___ Provided records
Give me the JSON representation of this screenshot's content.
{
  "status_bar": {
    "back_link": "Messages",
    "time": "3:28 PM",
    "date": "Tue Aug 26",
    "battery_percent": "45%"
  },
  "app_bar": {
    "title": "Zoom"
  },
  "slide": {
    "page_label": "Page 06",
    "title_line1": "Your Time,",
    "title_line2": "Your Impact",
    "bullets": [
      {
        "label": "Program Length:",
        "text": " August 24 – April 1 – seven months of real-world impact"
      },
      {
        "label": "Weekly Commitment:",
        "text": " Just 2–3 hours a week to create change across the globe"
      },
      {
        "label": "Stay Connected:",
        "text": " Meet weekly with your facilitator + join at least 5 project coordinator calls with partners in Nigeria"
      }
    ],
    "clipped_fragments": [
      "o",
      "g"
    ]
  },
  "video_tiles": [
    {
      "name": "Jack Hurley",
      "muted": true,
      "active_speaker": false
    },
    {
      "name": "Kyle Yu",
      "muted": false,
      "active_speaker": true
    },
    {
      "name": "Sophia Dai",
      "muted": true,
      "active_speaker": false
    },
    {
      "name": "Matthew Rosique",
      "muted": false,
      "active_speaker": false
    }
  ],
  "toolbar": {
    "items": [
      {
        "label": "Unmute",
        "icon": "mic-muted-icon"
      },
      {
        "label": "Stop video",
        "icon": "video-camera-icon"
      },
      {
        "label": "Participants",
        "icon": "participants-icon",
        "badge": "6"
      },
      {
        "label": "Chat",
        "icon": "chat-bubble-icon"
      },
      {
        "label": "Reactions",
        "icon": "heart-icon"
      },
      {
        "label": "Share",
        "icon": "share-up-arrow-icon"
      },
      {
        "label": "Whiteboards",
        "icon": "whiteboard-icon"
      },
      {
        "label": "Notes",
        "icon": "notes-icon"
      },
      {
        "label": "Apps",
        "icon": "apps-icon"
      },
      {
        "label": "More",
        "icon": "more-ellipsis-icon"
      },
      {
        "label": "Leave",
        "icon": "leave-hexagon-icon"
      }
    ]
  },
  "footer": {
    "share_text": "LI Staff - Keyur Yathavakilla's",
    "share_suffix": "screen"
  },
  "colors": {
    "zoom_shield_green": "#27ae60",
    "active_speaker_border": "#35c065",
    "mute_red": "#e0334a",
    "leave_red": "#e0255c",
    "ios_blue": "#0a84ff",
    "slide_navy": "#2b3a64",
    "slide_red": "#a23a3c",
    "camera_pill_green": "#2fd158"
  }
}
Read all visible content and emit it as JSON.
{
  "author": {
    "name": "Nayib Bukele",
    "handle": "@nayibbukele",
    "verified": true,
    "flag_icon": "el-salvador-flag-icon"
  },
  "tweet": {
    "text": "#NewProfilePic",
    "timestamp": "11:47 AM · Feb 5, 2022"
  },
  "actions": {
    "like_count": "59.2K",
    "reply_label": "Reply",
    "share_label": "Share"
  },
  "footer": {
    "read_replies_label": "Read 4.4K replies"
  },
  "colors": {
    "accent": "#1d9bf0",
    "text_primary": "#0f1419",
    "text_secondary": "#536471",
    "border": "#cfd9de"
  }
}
______
Recopy the entries above in their entirety, exactly.

Solution to this problem
Give me the JSON representation of this screenshot's content.
{
  "status_bar": {
    "back_link": "Messages",
    "time": "3:28 PM",
    "date": "Tue Aug 26",
    "battery_percent": "45%"
  },
  "app_bar": {
    "title": "Zoom"
  },
  "slide": {
    "page_label": "Page 06",
    "title_line1": "Your Time,",
    "title_line2": "Your Impact",
    "bullets": [
      {
        "label": "Program Length:",
        "text": " August 24 – April 1 – seven months of real-world impact"
      },
      {
        "label": "Weekly Commitment:",
        "text": " Just 2–3 hours a week to create change across the globe"
      },
      {
        "label": "Stay Connected:",
        "text": " Meet weekly with your facilitator + join at least 5 project coordinator calls with partners in Nigeria"
      }
    ],
    "clipped_fragments": [
      "o",
      "g"
    ]
  },
  "video_tiles": [
    {
      "name": "Jack Hurley",
      "muted": true,
      "active_speaker": false
    },
    {
      "name": "Kyle Yu",
      "muted": false,
      "active_speaker": true
    },
    {
      "name": "Sophia Dai",
      "muted": true,
      "active_speaker": false
    },
    {
      "name": "Matthew Rosique",
      "muted": false,
      "active_speaker": false
    }
  ],
  "toolbar": {
    "items": [
      {
        "label": "Unmute",
        "icon": "mic-muted-icon"
      },
      {
        "label": "Stop video",
        "icon": "video-camera-icon"
      },
      {
        "label": "Participants",
        "icon": "participants-icon",
        "badge": "6"
      },
      {
        "label": "Chat",
        "icon": "chat-bubble-icon"
      },
      {
        "label": "Reactions",
        "icon": "heart-icon"
      },
      {
        "label": "Share",
        "icon": "share-up-arrow-icon"
      },
      {
        "label": "Whiteboards",
        "icon": "whiteboard-icon"
      },
      {
        "label": "Notes",
        "icon": "notes-icon"
      },
      {
        "label": "Apps",
        "icon": "apps-icon"
      },
      {
        "label": "More",
        "icon": "more-ellipsis-icon"
      },
      {
        "label": "Leave",
        "icon": "leave-hexagon-icon"
      }
    ]
  },
  "footer": {
    "share_text": "LI Staff - Keyur Yathavakilla's",
    "share_suffix": "screen"
  },
  "colors": {
    "zoom_shield_green": "#27ae60",
    "active_speaker_border": "#35c065",
    "mute_red": "#e0334a",
    "leave_red": "#e0255c",
    "ios_blue": "#0a84ff",
    "slide_navy": "#2b3a64",
    "slide_red": "#a23a3c",
    "camera_pill_green": "#2fd158"
  }
}
Read all visible content and emit it as JSON.
{
  "author": {
    "name": "Nayib Bukele",
    "handle": "@nayibbukele",
    "verified": true,
    "flag_icon": "el-salvador-flag-icon"
  },
  "tweet": {
    "text": "#NewProfilePic",
    "timestamp": "11:47 AM · Feb 5, 2022"
  },
  "actions": {
    "like_count": "59.2K",
    "reply_label": "Reply",
    "share_label": "Share"
  },
  "footer": {
    "read_replies_label": "Read 4.4K replies"
  },
  "colors": {
    "accent": "#1d9bf0",
    "text_primary": "#0f1419",
    "text_secondary": "#536471",
    "border": "#cfd9de"
  }
}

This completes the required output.